● **INPUT**
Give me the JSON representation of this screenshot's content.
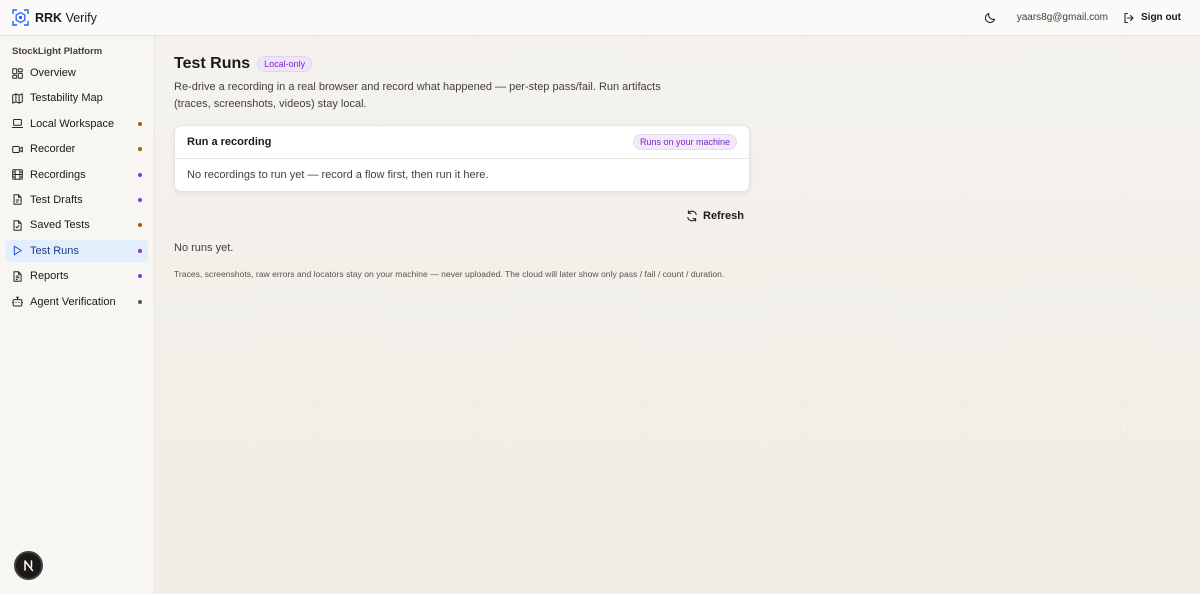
{
  "header": {
    "brand_bold": "RRK",
    "brand_rest": "Verify",
    "user_email": "yaars8g@gmail.com",
    "signout_label": "Sign out",
    "theme_icon": "moon-icon"
  },
  "sidebar": {
    "group_label": "StockLight Platform",
    "items": [
      {
        "label": "Overview",
        "icon": "grid-icon",
        "dot": null
      },
      {
        "label": "Testability Map",
        "icon": "map-icon",
        "dot": null
      },
      {
        "label": "Local Workspace",
        "icon": "laptop-icon",
        "dot": "#a16207"
      },
      {
        "label": "Recorder",
        "icon": "video-icon",
        "dot": "#a16207"
      },
      {
        "label": "Recordings",
        "icon": "film-icon",
        "dot": "#7c3aed"
      },
      {
        "label": "Test Drafts",
        "icon": "file-icon",
        "dot": "#7c3aed"
      },
      {
        "label": "Saved Tests",
        "icon": "file-check-icon",
        "dot": "#a16207"
      },
      {
        "label": "Test Runs",
        "icon": "play-icon",
        "dot": "#7c3aed",
        "active": true
      },
      {
        "label": "Reports",
        "icon": "report-icon",
        "dot": "#7c3aed"
      },
      {
        "label": "Agent Verification",
        "icon": "bot-icon",
        "dot": "#57534e"
      }
    ],
    "avatar_letter": "N"
  },
  "main": {
    "title": "Test Runs",
    "title_badge": "Local-only",
    "description": "Re-drive a recording in a real browser and record what happened — per-step pass/fail. Run artifacts (traces, screenshots, videos) stay local.",
    "card": {
      "title": "Run a recording",
      "badge": "Runs on your machine",
      "body": "No recordings to run yet — record a flow first, then run it here."
    },
    "refresh_label": "Refresh",
    "empty_text": "No runs yet.",
    "footnote": "Traces, screenshots, raw errors and locators stay on your machine — never uploaded. The cloud will later show only pass / fail / count / duration."
  },
  "colors": {
    "accent_purple": "#7e22ce",
    "active_bg": "#e3eefb",
    "dot_amber": "#a16207",
    "dot_violet": "#7c3aed"
  }
}
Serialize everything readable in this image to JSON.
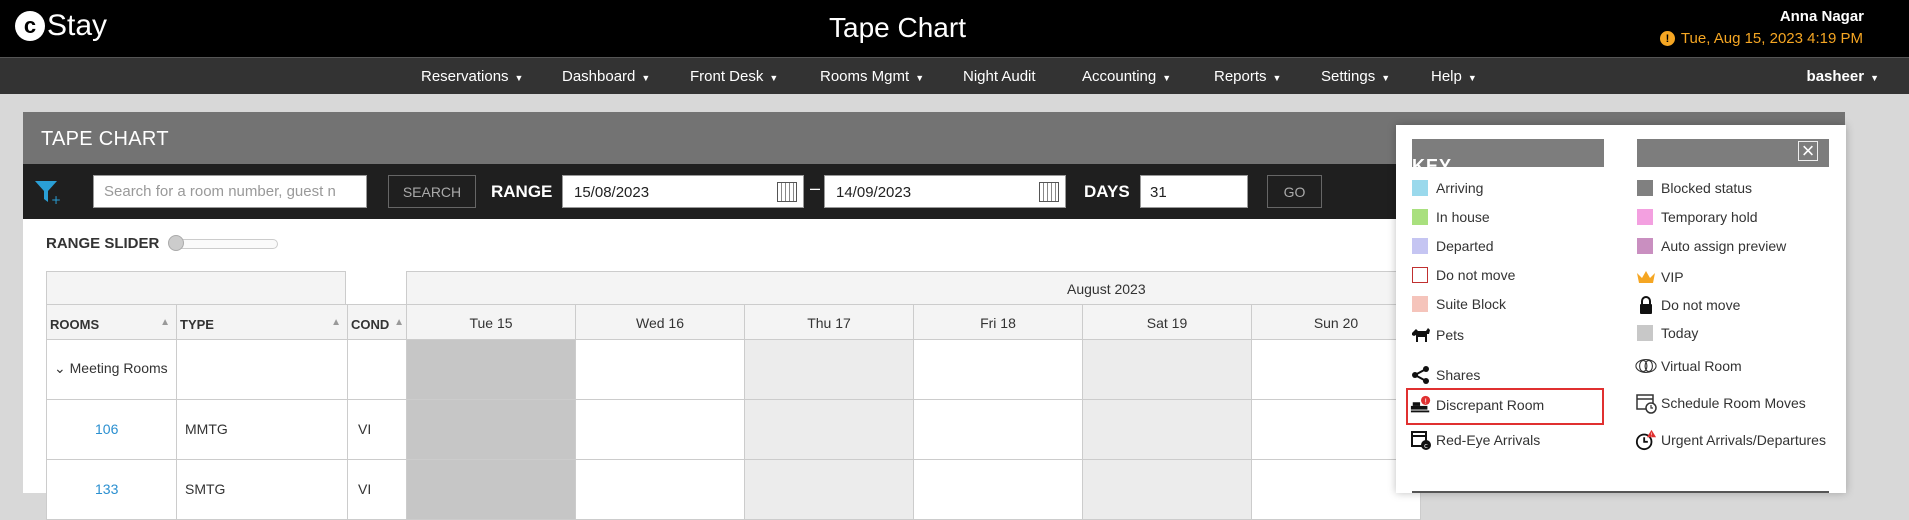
{
  "topbar": {
    "logo_letter": "c",
    "logo_text": "Stay",
    "title": "Tape Chart",
    "user_name": "Anna Nagar",
    "datetime": "Tue, Aug 15, 2023 4:19 PM"
  },
  "nav": {
    "items": [
      {
        "label": "Reservations"
      },
      {
        "label": "Dashboard"
      },
      {
        "label": "Front Desk"
      },
      {
        "label": "Rooms Mgmt"
      },
      {
        "label": "Night Audit"
      },
      {
        "label": "Accounting"
      },
      {
        "label": "Reports"
      },
      {
        "label": "Settings"
      },
      {
        "label": "Help"
      }
    ],
    "user": "basheer"
  },
  "panel": {
    "title": "TAPE CHART",
    "search_placeholder": "Search for a room number, guest n",
    "search_button": "SEARCH",
    "range_label": "RANGE",
    "range_start": "15/08/2023",
    "range_sep": "–",
    "range_end": "14/09/2023",
    "days_label": "DAYS",
    "days_value": "31",
    "go_button": "GO",
    "slider_label": "RANGE SLIDER"
  },
  "grid": {
    "month": "August 2023",
    "columns": {
      "rooms": "ROOMS",
      "type": "TYPE",
      "cond": "COND"
    },
    "days": [
      "Tue 15",
      "Wed 16",
      "Thu 17",
      "Fri 18",
      "Sat 19",
      "Sun 20"
    ],
    "group": "Meeting Rooms",
    "rows": [
      {
        "room": "106",
        "type": "MMTG",
        "cond": "VI"
      },
      {
        "room": "133",
        "type": "SMTG",
        "cond": "VI"
      }
    ]
  },
  "key": {
    "title": "KEY",
    "left": [
      {
        "label": "Arriving",
        "color": "#9ad9ec"
      },
      {
        "label": "In house",
        "color": "#a9e07e"
      },
      {
        "label": "Departed",
        "color": "#c5c5f2"
      },
      {
        "label": "Do not move",
        "color": "#ffffff",
        "border": "#c03030"
      },
      {
        "label": "Suite Block",
        "color": "#f5c4bb"
      },
      {
        "label": "Pets",
        "icon": "dog-icon"
      },
      {
        "label": "Shares",
        "icon": "share-icon"
      },
      {
        "label": "Discrepant Room",
        "icon": "discrepant-room-icon"
      },
      {
        "label": "Red-Eye Arrivals",
        "icon": "red-eye-calendar-icon"
      }
    ],
    "right": [
      {
        "label": "Blocked status",
        "color": "#808080"
      },
      {
        "label": "Temporary hold",
        "color": "#f3a0e0"
      },
      {
        "label": "Auto assign preview",
        "color": "#c98fc0"
      },
      {
        "label": "VIP",
        "icon": "crown-icon"
      },
      {
        "label": "Do not move",
        "icon": "lock-icon"
      },
      {
        "label": "Today",
        "color": "#c8c8c8"
      },
      {
        "label": "Virtual Room",
        "icon": "virtual-room-icon"
      },
      {
        "label": "Schedule Room Moves",
        "icon": "schedule-moves-icon"
      },
      {
        "label": "Urgent Arrivals/Departures",
        "icon": "urgent-clock-icon"
      }
    ]
  }
}
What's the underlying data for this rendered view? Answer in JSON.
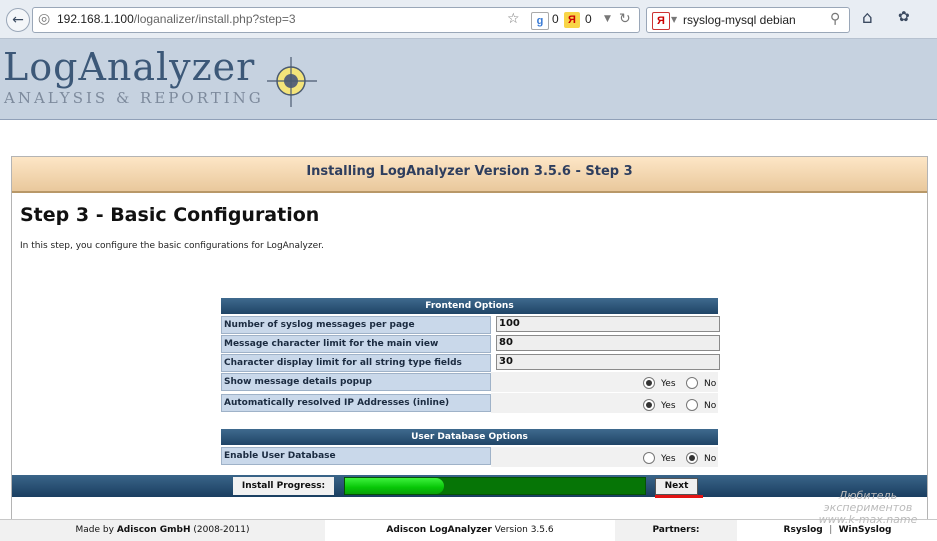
{
  "browser": {
    "url_host": "192.168.1.100",
    "url_path": "/loganalizer/install.php?step=3",
    "badge_g_count": "0",
    "badge_y_count": "0",
    "search_text": "rsyslog-mysql debian"
  },
  "header": {
    "logo_title": "LogAnalyzer",
    "logo_subtitle": "ANALYSIS & REPORTING"
  },
  "install": {
    "step_header": "Installing LogAnalyzer Version 3.5.6 - Step 3",
    "step_title": "Step 3 - Basic Configuration",
    "step_description": "In this step, you configure the basic configurations for LogAnalyzer.",
    "frontend_section": "Frontend Options",
    "fields": [
      {
        "label": "Number of syslog messages per page",
        "value": "100"
      },
      {
        "label": "Message character limit for the main view",
        "value": "80"
      },
      {
        "label": "Character display limit for all string type fields",
        "value": "30"
      }
    ],
    "radios": [
      {
        "label": "Show message details popup",
        "yes": "Yes",
        "no": "No",
        "selected": "yes"
      },
      {
        "label": "Automatically resolved IP Addresses (inline)",
        "yes": "Yes",
        "no": "No",
        "selected": "yes"
      }
    ],
    "userdb_section": "User Database Options",
    "userdb": {
      "label": "Enable User Database",
      "yes": "Yes",
      "no": "No",
      "selected": "no"
    },
    "progress_label": "Install Progress:",
    "progress_fraction": 0.33,
    "next_label": "Next"
  },
  "footer": {
    "made_by_prefix": "Made by",
    "made_by_company": "Adiscon GmbH",
    "made_by_years": "(2008-2011)",
    "product_name": "Adiscon LogAnalyzer",
    "product_version": "Version 3.5.6",
    "partners_label": "Partners:",
    "partner_1": "Rsyslog",
    "partner_2": "WinSyslog"
  },
  "watermark": {
    "line1": "Любитель",
    "line2": "экспериментов",
    "line3": "www.k-max.name"
  },
  "colors": {
    "progress_green": "#06c606",
    "section_blue": "#1f4466",
    "step_header_bg": "#fde6c6",
    "underline_red": "#e21414"
  }
}
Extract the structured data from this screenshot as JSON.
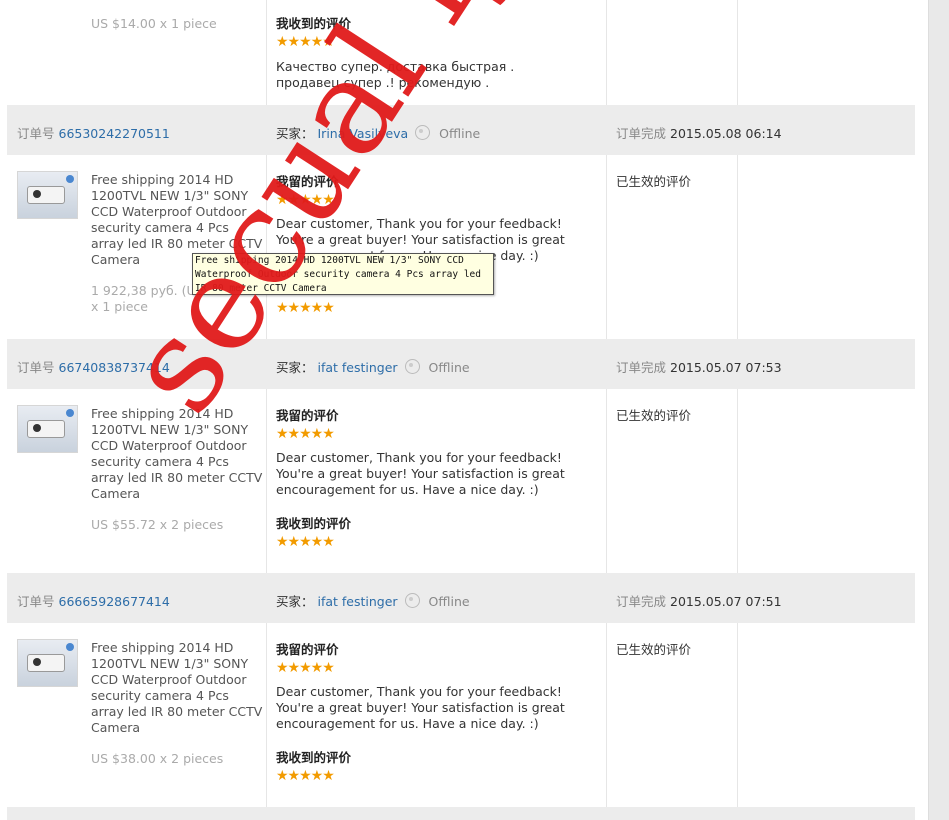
{
  "labels": {
    "order_no": "订单号",
    "buyer": "买家：",
    "order_done": "订单完成",
    "my_review": "我留的评价",
    "received_review": "我收到的评价",
    "effective_review": "已生效的评价",
    "offline": "Offline"
  },
  "top": {
    "price": "US $14.00 x 1 piece",
    "received_review_text": "Качество супер. доставка быстрая . продавец супер .! рекомендую ."
  },
  "orders": [
    {
      "order_id": "66530242270511",
      "buyer": "Irina Vasilyeva",
      "completed": "2015.05.08 06:14",
      "product": "Free shipping 2014 HD 1200TVL NEW 1/3\" SONY CCD Waterproof Outdoor security camera 4 Pcs array led IR 80 meter CCTV Camera",
      "price": "1 922,38 руб. (US",
      "qty": "x 1 piece",
      "my_review_text": "Dear customer, Thank you for your feedback! You're a great buyer! Your satisfaction is great encouragement for us. Have a nice day. :)"
    },
    {
      "order_id": "66740838737414",
      "buyer": "ifat festinger",
      "completed": "2015.05.07 07:53",
      "product": "Free shipping 2014 HD 1200TVL NEW 1/3\" SONY CCD Waterproof Outdoor security camera 4 Pcs array led IR 80 meter CCTV Camera",
      "price": "US $55.72 x 2 pieces",
      "my_review_text": "Dear customer, Thank you for your feedback! You're a great buyer! Your satisfaction is great encouragement for us. Have a nice day. :)"
    },
    {
      "order_id": "66665928677414",
      "buyer": "ifat festinger",
      "completed": "2015.05.07 07:51",
      "product": "Free shipping 2014 HD 1200TVL NEW 1/3\" SONY CCD Waterproof Outdoor security camera 4 Pcs array led IR 80 meter CCTV Camera",
      "price": "US $38.00 x 2 pieces",
      "my_review_text": "Dear customer, Thank you for your feedback! You're a great buyer! Your satisfaction is great encouragement for us. Have a nice day. :)"
    }
  ],
  "tooltip": "Free shipping 2014 HD 1200TVL NEW 1/3\" SONY CCD Waterproof Outdoor security camera 4 Pcs array led IR 80 meter CCTV Camera",
  "stars": "★★★★★",
  "watermark": "secual ly",
  "colors": {
    "link": "#2d6da8",
    "star": "#f29b00",
    "watermark": "#e11b1b",
    "header_bg": "#ececec"
  },
  "icons": {
    "buyer_status": "user-status-icon",
    "product": "camera-thumbnail"
  }
}
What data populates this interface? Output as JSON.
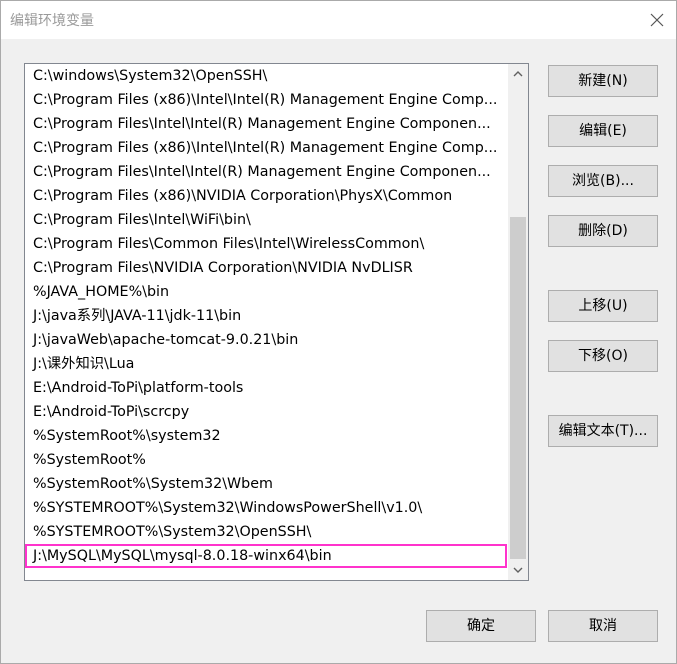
{
  "window": {
    "title": "编辑环境变量"
  },
  "icons": {
    "close": "close-icon",
    "scroll_up": "chevron-up-icon",
    "scroll_down": "chevron-down-icon"
  },
  "list": {
    "items": [
      "C:\\windows\\System32\\OpenSSH\\",
      "C:\\Program Files (x86)\\Intel\\Intel(R) Management Engine Comp...",
      "C:\\Program Files\\Intel\\Intel(R) Management Engine Componen...",
      "C:\\Program Files (x86)\\Intel\\Intel(R) Management Engine Comp...",
      "C:\\Program Files\\Intel\\Intel(R) Management Engine Componen...",
      "C:\\Program Files (x86)\\NVIDIA Corporation\\PhysX\\Common",
      "C:\\Program Files\\Intel\\WiFi\\bin\\",
      "C:\\Program Files\\Common Files\\Intel\\WirelessCommon\\",
      "C:\\Program Files\\NVIDIA Corporation\\NVIDIA NvDLISR",
      "%JAVA_HOME%\\bin",
      "J:\\java系列\\JAVA-11\\jdk-11\\bin",
      "J:\\javaWeb\\apache-tomcat-9.0.21\\bin",
      "J:\\课外知识\\Lua",
      "E:\\Android-ToPi\\platform-tools",
      "E:\\Android-ToPi\\scrcpy",
      "%SystemRoot%\\system32",
      "%SystemRoot%",
      "%SystemRoot%\\System32\\Wbem",
      "%SYSTEMROOT%\\System32\\WindowsPowerShell\\v1.0\\",
      "%SYSTEMROOT%\\System32\\OpenSSH\\",
      "J:\\MySQL\\MySQL\\mysql-8.0.18-winx64\\bin"
    ],
    "selected_index": 20,
    "highlight_color": "#ff33cc"
  },
  "buttons": {
    "new": "新建(N)",
    "edit": "编辑(E)",
    "browse": "浏览(B)...",
    "delete": "删除(D)",
    "move_up": "上移(U)",
    "move_down": "下移(O)",
    "edit_text": "编辑文本(T)...",
    "ok": "确定",
    "cancel": "取消"
  }
}
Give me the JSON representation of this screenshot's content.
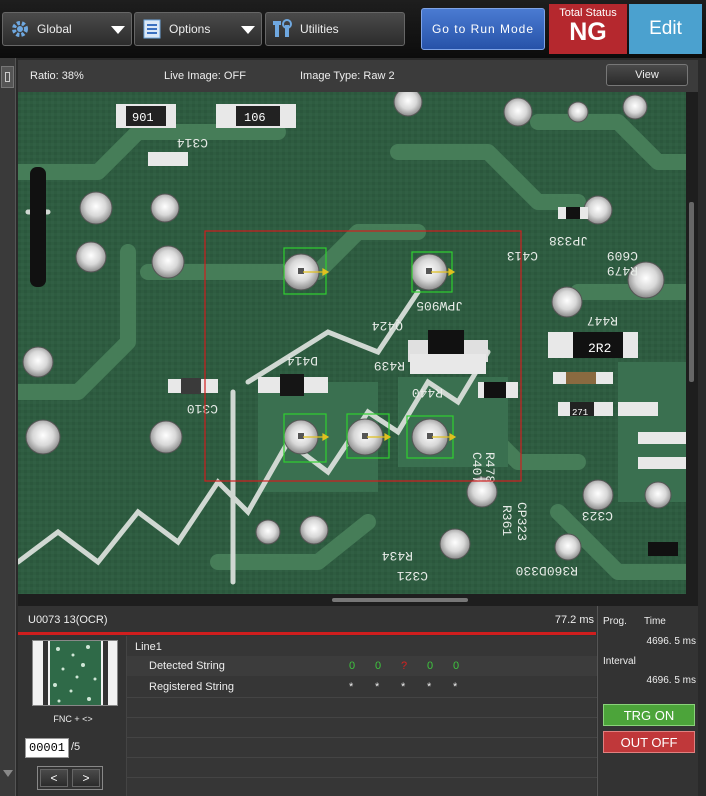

● **WHAT IS EXPECTED**
Gather up every line in the data above that contains the word "NVIDIA", copying each one.

● **RESULT OF THIS TASK**
      "C:\\Program Files (x86)\\NVIDIA Corporation\\PhysX\\Common",
      "C:\\Program Files\\NVIDIA Corporation\\NVIDIA NvDLISR",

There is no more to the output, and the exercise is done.